* [Written instruction 1] Retype the passage on LCD display devices word for word, everything from "Description of the" down to "in practical use.".
* [Written instruction 2] Pick up the passage on LCD display devices where it stops and keep writing it.

* [Document extract]
▽

Field of the Invention
The present invention relates to a display device for forming an optical image thereon by modulating an incident light ray, and in particular to a display system for magnifying and projecting the image formed on the display device (this display system referred to as "LCD image projection type television system" hereinafter), and a display system for displaying a video image in recording by means of a video camera or the like (this display system referred to as "view finder" hereinafter).
Description of the Prior Art
A display device employing a liquid crystal display panel (referred to as an "LCD panel" hereinafter) has been enthusiastically studied and developed because of its capability for light weight and thin configuration designing. In recent years, pocket television sets employing a twisted nematic (TN) mode LCD panel utilizing rotatory polarization property of the LCD panel for image display has been put into practical use. Furthermore, LCD image projection type television systems, view finders, and the like using the above-mentioned LCD panel as a display device have been also put in practical use.
FIG. 23 is a diagram showing an equivalent circuit of a conventional display device employing an active matrix type LCD panel. Referring to FIG. 23, reference characters G.sub.1 through G.sub.m denote gate signal lines each having its one end connected to a gate drive IC 231. The gate drive IC 231 outputs a voltage for turning on (this voltage referred to as "on-voltage" hereinafter) a thin film transistor. (referred to as "TFT" hereinafter) serving as a switching element or a voltage for turning off (this voltage referred to as "off-voltage" hereinafter) the TFT. Meanwhile, reference characters S.sub.1 through S.sub.n denote source signal lines each having its one end connected to a source drive IC 232.

△

* [Data section]
▽

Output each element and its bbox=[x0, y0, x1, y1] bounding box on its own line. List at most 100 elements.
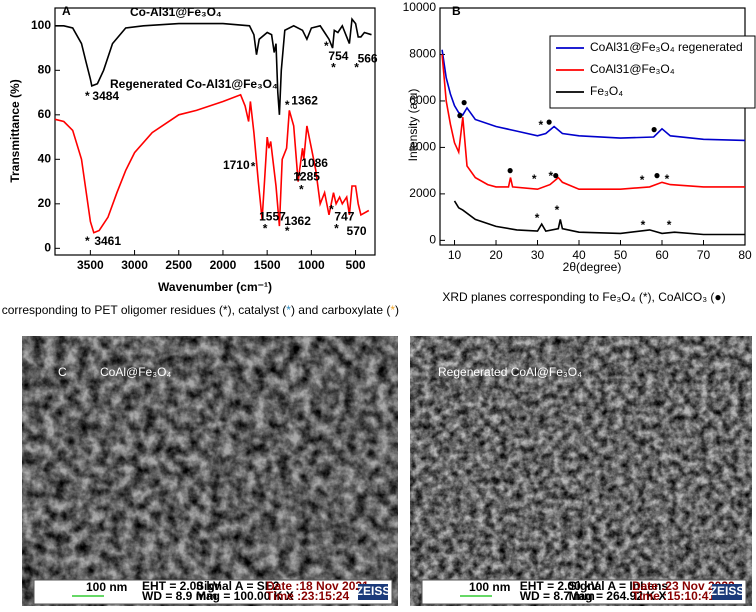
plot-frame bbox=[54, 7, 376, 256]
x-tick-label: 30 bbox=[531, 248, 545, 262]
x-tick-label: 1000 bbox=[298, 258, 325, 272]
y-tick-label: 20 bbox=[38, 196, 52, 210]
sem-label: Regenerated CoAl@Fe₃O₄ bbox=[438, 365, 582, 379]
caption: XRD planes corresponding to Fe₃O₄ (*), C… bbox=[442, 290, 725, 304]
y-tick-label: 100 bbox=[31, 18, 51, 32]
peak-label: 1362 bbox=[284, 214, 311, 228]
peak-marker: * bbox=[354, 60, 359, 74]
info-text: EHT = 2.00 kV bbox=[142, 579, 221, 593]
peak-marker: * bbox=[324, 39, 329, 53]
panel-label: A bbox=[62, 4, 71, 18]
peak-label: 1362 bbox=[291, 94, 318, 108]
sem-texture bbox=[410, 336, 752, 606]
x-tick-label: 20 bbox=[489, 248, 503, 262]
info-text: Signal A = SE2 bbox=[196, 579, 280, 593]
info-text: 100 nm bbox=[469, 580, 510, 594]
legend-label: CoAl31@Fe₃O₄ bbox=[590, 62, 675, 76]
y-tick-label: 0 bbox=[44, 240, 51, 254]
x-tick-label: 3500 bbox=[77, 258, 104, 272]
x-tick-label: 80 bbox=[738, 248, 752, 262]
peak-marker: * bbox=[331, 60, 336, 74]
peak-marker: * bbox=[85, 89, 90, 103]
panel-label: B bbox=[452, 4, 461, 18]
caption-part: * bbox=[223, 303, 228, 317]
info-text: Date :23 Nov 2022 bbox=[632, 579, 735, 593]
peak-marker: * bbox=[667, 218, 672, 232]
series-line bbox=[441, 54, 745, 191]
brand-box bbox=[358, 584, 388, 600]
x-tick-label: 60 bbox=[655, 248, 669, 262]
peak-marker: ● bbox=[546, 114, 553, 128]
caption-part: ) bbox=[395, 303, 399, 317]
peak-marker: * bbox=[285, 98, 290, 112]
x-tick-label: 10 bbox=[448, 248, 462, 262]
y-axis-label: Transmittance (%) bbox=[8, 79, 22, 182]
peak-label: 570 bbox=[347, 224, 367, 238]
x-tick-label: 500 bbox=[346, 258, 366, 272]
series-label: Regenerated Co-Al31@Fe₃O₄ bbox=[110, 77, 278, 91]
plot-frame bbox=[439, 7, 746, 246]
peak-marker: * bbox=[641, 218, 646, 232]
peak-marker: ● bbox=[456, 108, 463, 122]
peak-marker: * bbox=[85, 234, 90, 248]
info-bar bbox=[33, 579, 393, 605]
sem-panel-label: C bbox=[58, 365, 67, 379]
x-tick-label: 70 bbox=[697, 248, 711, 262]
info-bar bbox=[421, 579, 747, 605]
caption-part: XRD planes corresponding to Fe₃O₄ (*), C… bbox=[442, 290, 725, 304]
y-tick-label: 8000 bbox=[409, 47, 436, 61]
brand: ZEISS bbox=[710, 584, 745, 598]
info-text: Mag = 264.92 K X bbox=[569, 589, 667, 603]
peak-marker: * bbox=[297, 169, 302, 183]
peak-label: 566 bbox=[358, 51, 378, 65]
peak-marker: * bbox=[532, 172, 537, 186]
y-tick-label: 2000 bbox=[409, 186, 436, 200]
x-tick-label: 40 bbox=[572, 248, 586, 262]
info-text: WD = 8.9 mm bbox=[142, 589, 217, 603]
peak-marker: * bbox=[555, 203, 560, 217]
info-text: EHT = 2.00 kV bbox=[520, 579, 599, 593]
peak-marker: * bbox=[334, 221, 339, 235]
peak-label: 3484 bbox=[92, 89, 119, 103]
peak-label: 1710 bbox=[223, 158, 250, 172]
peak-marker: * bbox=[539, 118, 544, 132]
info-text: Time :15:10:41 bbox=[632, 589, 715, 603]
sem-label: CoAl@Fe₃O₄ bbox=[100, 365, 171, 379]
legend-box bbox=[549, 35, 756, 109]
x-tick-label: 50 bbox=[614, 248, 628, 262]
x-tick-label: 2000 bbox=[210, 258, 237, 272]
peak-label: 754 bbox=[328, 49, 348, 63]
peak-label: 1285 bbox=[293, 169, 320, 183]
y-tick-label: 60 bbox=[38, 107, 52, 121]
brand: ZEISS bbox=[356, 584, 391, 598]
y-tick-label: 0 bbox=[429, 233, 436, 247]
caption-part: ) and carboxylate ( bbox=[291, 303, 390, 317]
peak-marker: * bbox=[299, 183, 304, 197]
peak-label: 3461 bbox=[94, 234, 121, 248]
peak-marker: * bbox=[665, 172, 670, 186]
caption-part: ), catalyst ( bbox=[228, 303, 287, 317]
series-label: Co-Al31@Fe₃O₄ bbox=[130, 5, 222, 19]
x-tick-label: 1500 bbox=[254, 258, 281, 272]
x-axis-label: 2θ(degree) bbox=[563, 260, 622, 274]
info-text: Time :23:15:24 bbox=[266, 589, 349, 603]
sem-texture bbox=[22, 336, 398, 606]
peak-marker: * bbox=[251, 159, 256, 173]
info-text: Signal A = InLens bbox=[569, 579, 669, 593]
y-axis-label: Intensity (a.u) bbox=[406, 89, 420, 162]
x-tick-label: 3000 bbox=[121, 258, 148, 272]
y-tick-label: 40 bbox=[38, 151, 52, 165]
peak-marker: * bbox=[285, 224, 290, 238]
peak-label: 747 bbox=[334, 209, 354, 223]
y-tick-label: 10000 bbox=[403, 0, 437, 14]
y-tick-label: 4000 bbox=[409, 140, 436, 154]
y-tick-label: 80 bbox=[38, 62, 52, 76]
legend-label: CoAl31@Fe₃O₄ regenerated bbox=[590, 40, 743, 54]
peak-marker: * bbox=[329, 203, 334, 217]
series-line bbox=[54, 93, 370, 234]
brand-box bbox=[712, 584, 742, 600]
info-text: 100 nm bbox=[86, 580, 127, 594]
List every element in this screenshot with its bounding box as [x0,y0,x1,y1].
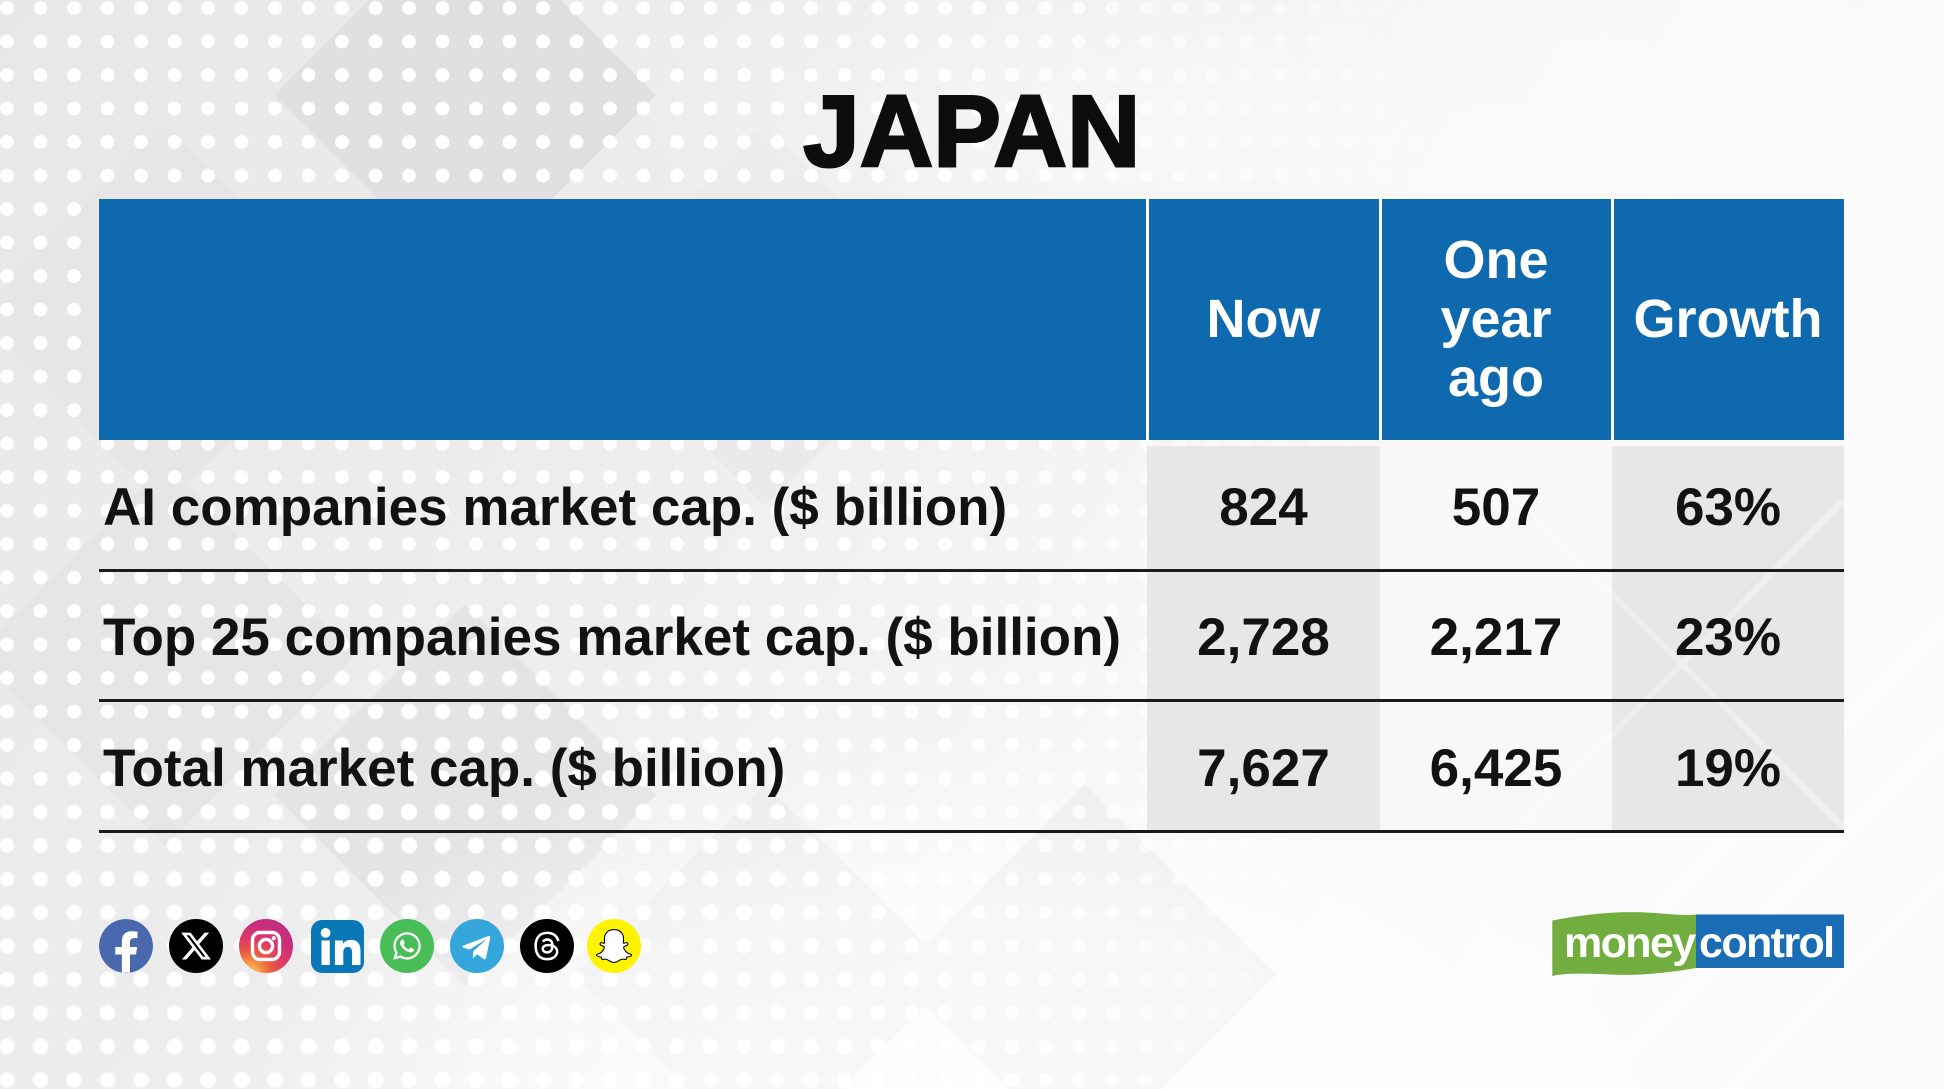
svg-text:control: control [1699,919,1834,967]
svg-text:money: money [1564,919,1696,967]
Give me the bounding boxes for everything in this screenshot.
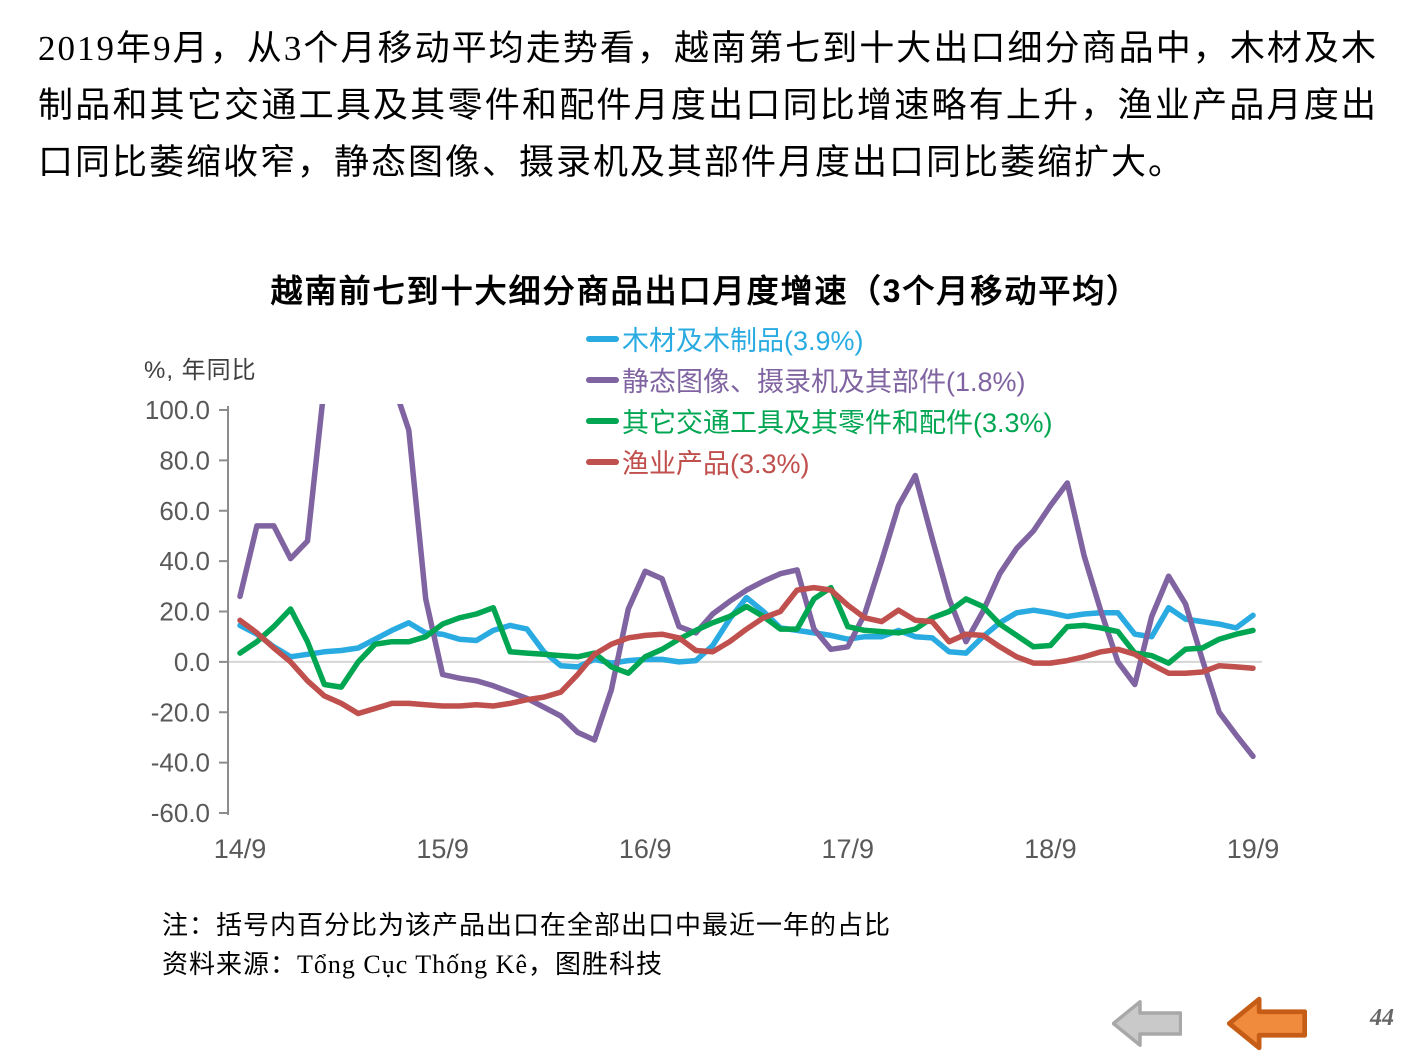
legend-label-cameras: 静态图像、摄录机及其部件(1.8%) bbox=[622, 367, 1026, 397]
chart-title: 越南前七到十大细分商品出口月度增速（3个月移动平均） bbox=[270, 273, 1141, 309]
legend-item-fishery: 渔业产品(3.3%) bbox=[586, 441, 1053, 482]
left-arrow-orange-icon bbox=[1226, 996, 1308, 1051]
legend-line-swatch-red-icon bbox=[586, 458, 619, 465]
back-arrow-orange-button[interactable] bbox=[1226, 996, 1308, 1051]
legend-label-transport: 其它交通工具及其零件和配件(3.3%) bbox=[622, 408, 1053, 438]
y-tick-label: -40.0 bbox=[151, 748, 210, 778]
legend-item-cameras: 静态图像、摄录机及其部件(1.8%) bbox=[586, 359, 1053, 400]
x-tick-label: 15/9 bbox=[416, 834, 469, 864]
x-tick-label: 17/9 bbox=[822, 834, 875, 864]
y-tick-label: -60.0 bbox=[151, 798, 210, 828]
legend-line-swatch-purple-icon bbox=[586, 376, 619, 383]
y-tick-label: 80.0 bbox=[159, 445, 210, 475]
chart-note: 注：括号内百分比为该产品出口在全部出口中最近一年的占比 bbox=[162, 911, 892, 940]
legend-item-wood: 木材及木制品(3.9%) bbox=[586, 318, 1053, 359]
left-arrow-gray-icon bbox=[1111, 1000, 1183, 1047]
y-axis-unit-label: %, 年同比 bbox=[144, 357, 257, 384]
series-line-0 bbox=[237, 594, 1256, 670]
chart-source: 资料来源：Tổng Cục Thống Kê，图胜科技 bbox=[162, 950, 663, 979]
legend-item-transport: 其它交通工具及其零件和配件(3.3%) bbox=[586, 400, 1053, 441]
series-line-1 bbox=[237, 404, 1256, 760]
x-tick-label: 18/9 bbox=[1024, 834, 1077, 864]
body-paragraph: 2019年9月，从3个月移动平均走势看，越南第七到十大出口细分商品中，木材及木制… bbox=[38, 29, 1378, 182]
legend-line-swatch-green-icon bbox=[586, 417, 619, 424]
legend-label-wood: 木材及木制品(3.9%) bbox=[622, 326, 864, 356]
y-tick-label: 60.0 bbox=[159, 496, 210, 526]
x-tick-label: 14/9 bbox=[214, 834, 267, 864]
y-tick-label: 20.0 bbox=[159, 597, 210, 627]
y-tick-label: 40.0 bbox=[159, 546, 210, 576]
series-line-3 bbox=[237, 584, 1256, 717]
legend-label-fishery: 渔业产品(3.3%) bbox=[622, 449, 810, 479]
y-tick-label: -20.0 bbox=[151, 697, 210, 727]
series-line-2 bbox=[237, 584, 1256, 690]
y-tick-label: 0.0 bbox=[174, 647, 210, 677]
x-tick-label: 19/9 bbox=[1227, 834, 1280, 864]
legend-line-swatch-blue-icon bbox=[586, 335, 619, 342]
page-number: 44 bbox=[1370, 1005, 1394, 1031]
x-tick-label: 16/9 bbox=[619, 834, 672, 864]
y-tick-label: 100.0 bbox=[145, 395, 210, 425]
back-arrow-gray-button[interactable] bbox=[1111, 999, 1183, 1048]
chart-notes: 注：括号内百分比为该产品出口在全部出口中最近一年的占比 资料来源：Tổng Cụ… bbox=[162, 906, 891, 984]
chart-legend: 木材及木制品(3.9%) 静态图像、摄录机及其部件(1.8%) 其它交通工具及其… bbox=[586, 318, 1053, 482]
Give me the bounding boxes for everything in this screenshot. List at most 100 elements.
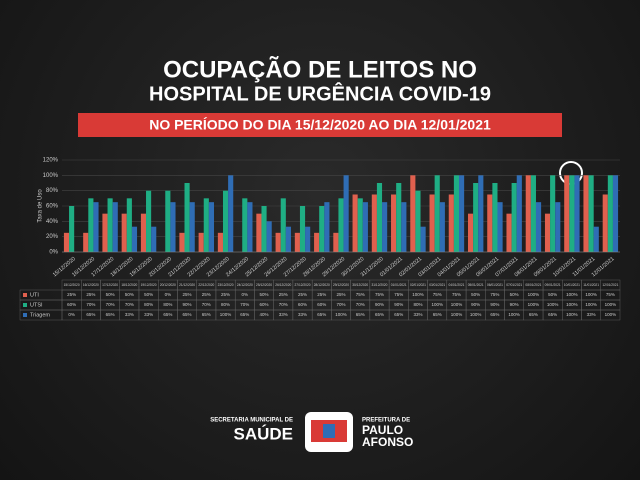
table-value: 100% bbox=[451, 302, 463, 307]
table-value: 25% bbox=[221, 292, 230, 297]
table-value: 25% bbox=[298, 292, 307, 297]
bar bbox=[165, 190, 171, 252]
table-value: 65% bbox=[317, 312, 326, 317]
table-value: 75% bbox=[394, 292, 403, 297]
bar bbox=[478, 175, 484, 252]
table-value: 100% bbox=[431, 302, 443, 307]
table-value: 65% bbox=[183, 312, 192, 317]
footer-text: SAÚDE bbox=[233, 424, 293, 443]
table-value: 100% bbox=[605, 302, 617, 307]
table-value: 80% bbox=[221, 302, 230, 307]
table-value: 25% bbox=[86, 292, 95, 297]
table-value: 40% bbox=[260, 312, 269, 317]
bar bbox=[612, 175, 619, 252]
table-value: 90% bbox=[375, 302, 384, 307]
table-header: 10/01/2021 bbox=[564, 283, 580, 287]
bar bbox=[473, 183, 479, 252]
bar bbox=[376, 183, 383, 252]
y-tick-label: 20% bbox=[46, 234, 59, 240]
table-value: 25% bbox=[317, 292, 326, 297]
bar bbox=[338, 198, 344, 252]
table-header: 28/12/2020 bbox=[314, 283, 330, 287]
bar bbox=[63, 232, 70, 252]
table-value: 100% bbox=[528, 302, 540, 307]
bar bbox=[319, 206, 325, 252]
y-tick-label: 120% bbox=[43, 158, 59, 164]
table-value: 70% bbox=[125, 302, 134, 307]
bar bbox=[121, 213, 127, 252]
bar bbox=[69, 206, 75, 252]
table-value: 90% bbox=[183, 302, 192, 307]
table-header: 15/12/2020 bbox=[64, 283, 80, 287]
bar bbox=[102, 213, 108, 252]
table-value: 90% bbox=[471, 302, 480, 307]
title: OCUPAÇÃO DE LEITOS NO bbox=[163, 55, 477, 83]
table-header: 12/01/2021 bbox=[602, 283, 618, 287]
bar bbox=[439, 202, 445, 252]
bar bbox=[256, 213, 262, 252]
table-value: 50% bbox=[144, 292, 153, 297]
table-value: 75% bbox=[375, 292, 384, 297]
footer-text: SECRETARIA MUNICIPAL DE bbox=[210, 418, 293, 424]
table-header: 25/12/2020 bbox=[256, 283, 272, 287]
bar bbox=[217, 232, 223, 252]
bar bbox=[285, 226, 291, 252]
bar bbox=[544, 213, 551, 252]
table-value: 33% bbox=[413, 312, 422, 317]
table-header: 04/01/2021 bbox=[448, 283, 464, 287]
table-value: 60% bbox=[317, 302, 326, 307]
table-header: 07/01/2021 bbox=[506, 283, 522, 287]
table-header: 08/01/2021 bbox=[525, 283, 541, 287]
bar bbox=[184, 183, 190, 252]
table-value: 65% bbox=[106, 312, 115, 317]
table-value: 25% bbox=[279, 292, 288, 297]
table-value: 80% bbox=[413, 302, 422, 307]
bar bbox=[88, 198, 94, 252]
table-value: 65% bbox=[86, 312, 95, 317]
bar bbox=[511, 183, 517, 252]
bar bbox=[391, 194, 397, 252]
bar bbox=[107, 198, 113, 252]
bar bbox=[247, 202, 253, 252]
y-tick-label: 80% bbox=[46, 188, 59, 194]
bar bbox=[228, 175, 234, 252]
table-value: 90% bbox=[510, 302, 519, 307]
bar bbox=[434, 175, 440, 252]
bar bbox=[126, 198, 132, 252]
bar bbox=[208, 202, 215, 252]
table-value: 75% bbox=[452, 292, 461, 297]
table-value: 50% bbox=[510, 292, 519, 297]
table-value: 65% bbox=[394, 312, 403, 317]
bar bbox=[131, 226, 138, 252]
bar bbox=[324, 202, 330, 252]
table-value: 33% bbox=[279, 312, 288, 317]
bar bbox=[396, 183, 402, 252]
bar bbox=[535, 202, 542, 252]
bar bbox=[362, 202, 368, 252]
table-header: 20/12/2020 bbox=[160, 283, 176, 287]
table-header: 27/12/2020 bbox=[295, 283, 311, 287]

△

* [Written reply 1]
Description of the Prior Art
A display device employing a liquid crystal display panel (referred to as an "LCD panel" hereinafter) has been enthusiastically studied and developed because of its capability for light weight and thin configuration designing. In recent years, pocket television sets employing a twisted nematic (TN) mode LCD panel utilizing rotatory polarization property of the LCD panel for image display has been put into practical use. Furthermore, LCD image projection type television systems, view finders, and the like using the above-mentioned LCD panel as a display device have been also put in practical use.

* [Written reply 2]
The TFT is each represented by T.sub.ij (i: an integer belonging to a row of the matrix, j: an integer belonging to a column of the matrix) which is connected to a pixel electrode P.sub.ij. TN liquid crystals (not shown) are interposed between the pixel electrode P.sub.ij and an opposite electrode (not shown). The TN liquid crystals change their orientation conditions according to a voltage input to the pixel electrode thereby to modulate incident light.
The following describes a drive circuit for the conventional display device. FIG. 25 shows a block diagram of a drive circuit for the conventional display device.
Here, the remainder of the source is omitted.